Problem description
Give every line again exactly as it appears, please, but not the pictures.

Record list
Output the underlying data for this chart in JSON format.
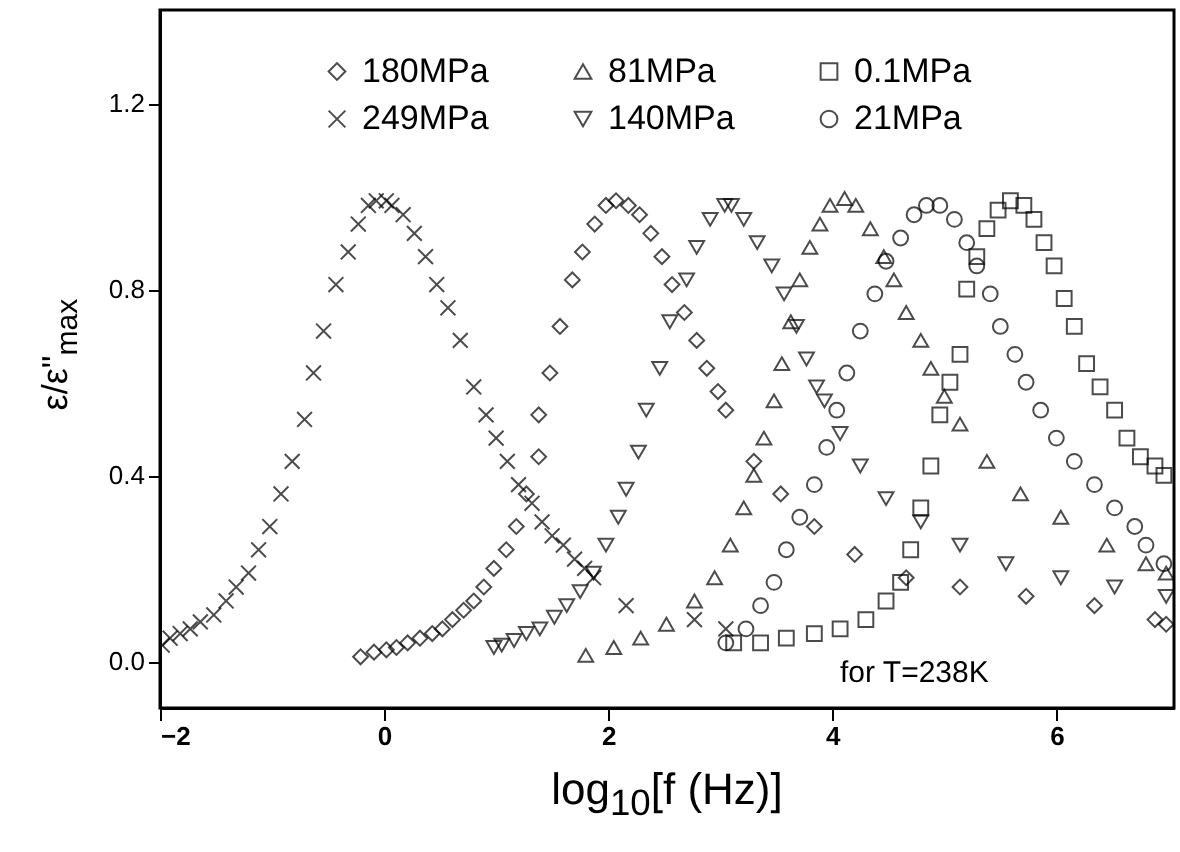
{
  "chart_data": {
    "type": "scatter",
    "xlabel": "log$_{10}$[f (Hz)]",
    "ylabel": "ε/ε\"$_{max}$",
    "xlim": [
      -2,
      7.05
    ],
    "ylim": [
      -0.1,
      1.4
    ],
    "xticks": [
      -2,
      0,
      2,
      4,
      6
    ],
    "yticks": [
      {
        "value": 0,
        "label": "0.0"
      },
      0.4,
      0.8,
      1.2
    ],
    "grid": false,
    "legend": "top",
    "annotations": [
      "for T=238K"
    ],
    "series": [
      {
        "name": "180MPa",
        "color": "#000000",
        "marker": "diamond",
        "x": [
          -0.21,
          -0.09,
          0.02,
          0.11,
          0.21,
          0.32,
          0.43,
          0.52,
          0.61,
          0.71,
          0.8,
          0.89,
          0.98,
          1.09,
          1.18,
          1.27,
          1.38,
          1.38,
          1.48,
          1.57,
          1.68,
          1.77,
          1.88,
          1.98,
          2.07,
          2.18,
          2.28,
          2.38,
          2.48,
          2.57,
          2.68,
          2.79,
          2.88,
          2.98,
          3.05,
          3.3,
          3.54,
          3.84,
          4.2,
          4.66,
          5.14,
          5.73,
          6.34,
          6.88,
          6.98
        ],
        "values": [
          0.01,
          0.02,
          0.025,
          0.03,
          0.04,
          0.05,
          0.06,
          0.07,
          0.09,
          0.11,
          0.13,
          0.16,
          0.2,
          0.24,
          0.29,
          0.36,
          0.44,
          0.53,
          0.62,
          0.72,
          0.82,
          0.88,
          0.94,
          0.98,
          0.99,
          0.98,
          0.96,
          0.92,
          0.87,
          0.81,
          0.75,
          0.69,
          0.63,
          0.58,
          0.54,
          0.43,
          0.36,
          0.29,
          0.23,
          0.18,
          0.16,
          0.14,
          0.12,
          0.09,
          0.08
        ]
      },
      {
        "name": "81MPa",
        "color": "#000000",
        "marker": "triangle",
        "x": [
          1.8,
          2.05,
          2.29,
          2.52,
          2.77,
          2.95,
          3.09,
          3.21,
          3.3,
          3.39,
          3.48,
          3.55,
          3.63,
          3.71,
          3.8,
          3.89,
          3.98,
          4.11,
          4.21,
          4.34,
          4.46,
          4.55,
          4.66,
          4.79,
          4.88,
          5.0,
          5.14,
          5.38,
          5.68,
          6.04,
          6.45,
          6.8,
          6.98
        ],
        "values": [
          0.013,
          0.03,
          0.05,
          0.08,
          0.13,
          0.18,
          0.25,
          0.33,
          0.4,
          0.48,
          0.56,
          0.64,
          0.73,
          0.82,
          0.89,
          0.94,
          0.98,
          0.995,
          0.98,
          0.93,
          0.87,
          0.82,
          0.75,
          0.69,
          0.63,
          0.57,
          0.51,
          0.43,
          0.36,
          0.31,
          0.25,
          0.21,
          0.19
        ]
      },
      {
        "name": "0.1MPa",
        "color": "#000000",
        "marker": "square",
        "x": [
          3.12,
          3.36,
          3.59,
          3.84,
          4.07,
          4.3,
          4.48,
          4.61,
          4.7,
          4.79,
          4.88,
          4.96,
          5.05,
          5.14,
          5.2,
          5.29,
          5.38,
          5.48,
          5.59,
          5.71,
          5.8,
          5.89,
          5.98,
          6.07,
          6.16,
          6.27,
          6.39,
          6.52,
          6.63,
          6.75,
          6.88,
          6.96
        ],
        "values": [
          0.04,
          0.04,
          0.05,
          0.06,
          0.07,
          0.09,
          0.13,
          0.17,
          0.24,
          0.33,
          0.42,
          0.53,
          0.6,
          0.66,
          0.8,
          0.87,
          0.93,
          0.97,
          0.99,
          0.98,
          0.95,
          0.9,
          0.85,
          0.78,
          0.72,
          0.64,
          0.59,
          0.54,
          0.48,
          0.44,
          0.42,
          0.4
        ]
      },
      {
        "name": "249MPa",
        "color": "#000000",
        "marker": "cross",
        "x": [
          -1.98,
          -1.91,
          -1.82,
          -1.73,
          -1.64,
          -1.52,
          -1.41,
          -1.32,
          -1.21,
          -1.12,
          -1.02,
          -0.92,
          -0.82,
          -0.71,
          -0.63,
          -0.54,
          -0.43,
          -0.32,
          -0.23,
          -0.14,
          -0.07,
          0.02,
          0.07,
          0.17,
          0.27,
          0.37,
          0.47,
          0.57,
          0.68,
          0.8,
          0.91,
          1.0,
          1.1,
          1.2,
          1.32,
          1.41,
          1.5,
          1.6,
          1.7,
          1.79,
          1.87,
          2.16,
          2.77,
          3.05
        ],
        "values": [
          0.035,
          0.05,
          0.06,
          0.07,
          0.085,
          0.1,
          0.13,
          0.16,
          0.19,
          0.24,
          0.29,
          0.36,
          0.43,
          0.52,
          0.62,
          0.71,
          0.81,
          0.88,
          0.94,
          0.98,
          0.99,
          0.99,
          0.98,
          0.96,
          0.92,
          0.87,
          0.81,
          0.76,
          0.69,
          0.59,
          0.53,
          0.48,
          0.43,
          0.38,
          0.34,
          0.3,
          0.27,
          0.25,
          0.22,
          0.2,
          0.18,
          0.12,
          0.09,
          0.07
        ]
      },
      {
        "name": "140MPa",
        "color": "#000000",
        "marker": "triangle-down",
        "x": [
          0.98,
          1.05,
          1.16,
          1.27,
          1.39,
          1.52,
          1.63,
          1.75,
          1.87,
          1.98,
          2.09,
          2.16,
          2.27,
          2.34,
          2.46,
          2.55,
          2.7,
          2.79,
          2.91,
          3.04,
          3.1,
          3.21,
          3.33,
          3.46,
          3.57,
          3.68,
          3.77,
          3.86,
          3.93,
          4.07,
          4.25,
          4.48,
          4.79,
          5.14,
          5.55,
          6.04,
          6.52,
          6.98
        ],
        "values": [
          0.03,
          0.035,
          0.045,
          0.06,
          0.07,
          0.095,
          0.12,
          0.15,
          0.19,
          0.25,
          0.31,
          0.37,
          0.45,
          0.54,
          0.63,
          0.73,
          0.82,
          0.89,
          0.95,
          0.98,
          0.98,
          0.95,
          0.9,
          0.85,
          0.79,
          0.72,
          0.65,
          0.59,
          0.56,
          0.49,
          0.42,
          0.35,
          0.3,
          0.25,
          0.21,
          0.18,
          0.16,
          0.14
        ]
      },
      {
        "name": "21MPa",
        "color": "#000000",
        "marker": "circle",
        "x": [
          3.05,
          3.23,
          3.36,
          3.48,
          3.59,
          3.71,
          3.84,
          3.95,
          4.04,
          4.13,
          4.25,
          4.38,
          4.48,
          4.61,
          4.73,
          4.84,
          4.96,
          5.09,
          5.2,
          5.29,
          5.41,
          5.5,
          5.63,
          5.73,
          5.86,
          6.0,
          6.16,
          6.34,
          6.52,
          6.7,
          6.8,
          6.96
        ],
        "values": [
          0.04,
          0.07,
          0.12,
          0.17,
          0.24,
          0.31,
          0.38,
          0.46,
          0.54,
          0.62,
          0.71,
          0.79,
          0.86,
          0.91,
          0.96,
          0.98,
          0.98,
          0.95,
          0.9,
          0.85,
          0.79,
          0.72,
          0.66,
          0.6,
          0.54,
          0.48,
          0.43,
          0.38,
          0.33,
          0.29,
          0.25,
          0.21
        ]
      }
    ]
  }
}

Solution to the exercise
Output the underlying data for this chart in JSON format.
{
  "chart_data": {
    "type": "scatter",
    "xlabel": "log$_{10}$[f (Hz)]",
    "ylabel": "ε/ε\"$_{max}$",
    "xlim": [
      -2,
      7.05
    ],
    "ylim": [
      -0.1,
      1.4
    ],
    "xticks": [
      -2,
      0,
      2,
      4,
      6
    ],
    "yticks": [
      {
        "value": 0,
        "label": "0.0"
      },
      0.4,
      0.8,
      1.2
    ],
    "grid": false,
    "legend": "top",
    "annotations": [
      "for T=238K"
    ],
    "series": [
      {
        "name": "180MPa",
        "color": "#000000",
        "marker": "diamond",
        "x": [
          -0.21,
          -0.09,
          0.02,
          0.11,
          0.21,
          0.32,
          0.43,
          0.52,
          0.61,
          0.71,
          0.8,
          0.89,
          0.98,
          1.09,
          1.18,
          1.27,
          1.38,
          1.38,
          1.48,
          1.57,
          1.68,
          1.77,
          1.88,
          1.98,
          2.07,
          2.18,
          2.28,
          2.38,
          2.48,
          2.57,
          2.68,
          2.79,
          2.88,
          2.98,
          3.05,
          3.3,
          3.54,
          3.84,
          4.2,
          4.66,
          5.14,
          5.73,
          6.34,
          6.88,
          6.98
        ],
        "values": [
          0.01,
          0.02,
          0.025,
          0.03,
          0.04,
          0.05,
          0.06,
          0.07,
          0.09,
          0.11,
          0.13,
          0.16,
          0.2,
          0.24,
          0.29,
          0.36,
          0.44,
          0.53,
          0.62,
          0.72,
          0.82,
          0.88,
          0.94,
          0.98,
          0.99,
          0.98,
          0.96,
          0.92,
          0.87,
          0.81,
          0.75,
          0.69,
          0.63,
          0.58,
          0.54,
          0.43,
          0.36,
          0.29,
          0.23,
          0.18,
          0.16,
          0.14,
          0.12,
          0.09,
          0.08
        ]
      },
      {
        "name": "81MPa",
        "color": "#000000",
        "marker": "triangle",
        "x": [
          1.8,
          2.05,
          2.29,
          2.52,
          2.77,
          2.95,
          3.09,
          3.21,
          3.3,
          3.39,
          3.48,
          3.55,
          3.63,
          3.71,
          3.8,
          3.89,
          3.98,
          4.11,
          4.21,
          4.34,
          4.46,
          4.55,
          4.66,
          4.79,
          4.88,
          5.0,
          5.14,
          5.38,
          5.68,
          6.04,
          6.45,
          6.8,
          6.98
        ],
        "values": [
          0.013,
          0.03,
          0.05,
          0.08,
          0.13,
          0.18,
          0.25,
          0.33,
          0.4,
          0.48,
          0.56,
          0.64,
          0.73,
          0.82,
          0.89,
          0.94,
          0.98,
          0.995,
          0.98,
          0.93,
          0.87,
          0.82,
          0.75,
          0.69,
          0.63,
          0.57,
          0.51,
          0.43,
          0.36,
          0.31,
          0.25,
          0.21,
          0.19
        ]
      },
      {
        "name": "0.1MPa",
        "color": "#000000",
        "marker": "square",
        "x": [
          3.12,
          3.36,
          3.59,
          3.84,
          4.07,
          4.3,
          4.48,
          4.61,
          4.7,
          4.79,
          4.88,
          4.96,
          5.05,
          5.14,
          5.2,
          5.29,
          5.38,
          5.48,
          5.59,
          5.71,
          5.8,
          5.89,
          5.98,
          6.07,
          6.16,
          6.27,
          6.39,
          6.52,
          6.63,
          6.75,
          6.88,
          6.96
        ],
        "values": [
          0.04,
          0.04,
          0.05,
          0.06,
          0.07,
          0.09,
          0.13,
          0.17,
          0.24,
          0.33,
          0.42,
          0.53,
          0.6,
          0.66,
          0.8,
          0.87,
          0.93,
          0.97,
          0.99,
          0.98,
          0.95,
          0.9,
          0.85,
          0.78,
          0.72,
          0.64,
          0.59,
          0.54,
          0.48,
          0.44,
          0.42,
          0.4
        ]
      },
      {
        "name": "249MPa",
        "color": "#000000",
        "marker": "cross",
        "x": [
          -1.98,
          -1.91,
          -1.82,
          -1.73,
          -1.64,
          -1.52,
          -1.41,
          -1.32,
          -1.21,
          -1.12,
          -1.02,
          -0.92,
          -0.82,
          -0.71,
          -0.63,
          -0.54,
          -0.43,
          -0.32,
          -0.23,
          -0.14,
          -0.07,
          0.02,
          0.07,
          0.17,
          0.27,
          0.37,
          0.47,
          0.57,
          0.68,
          0.8,
          0.91,
          1.0,
          1.1,
          1.2,
          1.32,
          1.41,
          1.5,
          1.6,
          1.7,
          1.79,
          1.87,
          2.16,
          2.77,
          3.05
        ],
        "values": [
          0.035,
          0.05,
          0.06,
          0.07,
          0.085,
          0.1,
          0.13,
          0.16,
          0.19,
          0.24,
          0.29,
          0.36,
          0.43,
          0.52,
          0.62,
          0.71,
          0.81,
          0.88,
          0.94,
          0.98,
          0.99,
          0.99,
          0.98,
          0.96,
          0.92,
          0.87,
          0.81,
          0.76,
          0.69,
          0.59,
          0.53,
          0.48,
          0.43,
          0.38,
          0.34,
          0.3,
          0.27,
          0.25,
          0.22,
          0.2,
          0.18,
          0.12,
          0.09,
          0.07
        ]
      },
      {
        "name": "140MPa",
        "color": "#000000",
        "marker": "triangle-down",
        "x": [
          0.98,
          1.05,
          1.16,
          1.27,
          1.39,
          1.52,
          1.63,
          1.75,
          1.87,
          1.98,
          2.09,
          2.16,
          2.27,
          2.34,
          2.46,
          2.55,
          2.7,
          2.79,
          2.91,
          3.04,
          3.1,
          3.21,
          3.33,
          3.46,
          3.57,
          3.68,
          3.77,
          3.86,
          3.93,
          4.07,
          4.25,
          4.48,
          4.79,
          5.14,
          5.55,
          6.04,
          6.52,
          6.98
        ],
        "values": [
          0.03,
          0.035,
          0.045,
          0.06,
          0.07,
          0.095,
          0.12,
          0.15,
          0.19,
          0.25,
          0.31,
          0.37,
          0.45,
          0.54,
          0.63,
          0.73,
          0.82,
          0.89,
          0.95,
          0.98,
          0.98,
          0.95,
          0.9,
          0.85,
          0.79,
          0.72,
          0.65,
          0.59,
          0.56,
          0.49,
          0.42,
          0.35,
          0.3,
          0.25,
          0.21,
          0.18,
          0.16,
          0.14
        ]
      },
      {
        "name": "21MPa",
        "color": "#000000",
        "marker": "circle",
        "x": [
          3.05,
          3.23,
          3.36,
          3.48,
          3.59,
          3.71,
          3.84,
          3.95,
          4.04,
          4.13,
          4.25,
          4.38,
          4.48,
          4.61,
          4.73,
          4.84,
          4.96,
          5.09,
          5.2,
          5.29,
          5.41,
          5.5,
          5.63,
          5.73,
          5.86,
          6.0,
          6.16,
          6.34,
          6.52,
          6.7,
          6.8,
          6.96
        ],
        "values": [
          0.04,
          0.07,
          0.12,
          0.17,
          0.24,
          0.31,
          0.38,
          0.46,
          0.54,
          0.62,
          0.71,
          0.79,
          0.86,
          0.91,
          0.96,
          0.98,
          0.98,
          0.95,
          0.9,
          0.85,
          0.79,
          0.72,
          0.66,
          0.6,
          0.54,
          0.48,
          0.43,
          0.38,
          0.33,
          0.29,
          0.25,
          0.21
        ]
      }
    ]
  }
}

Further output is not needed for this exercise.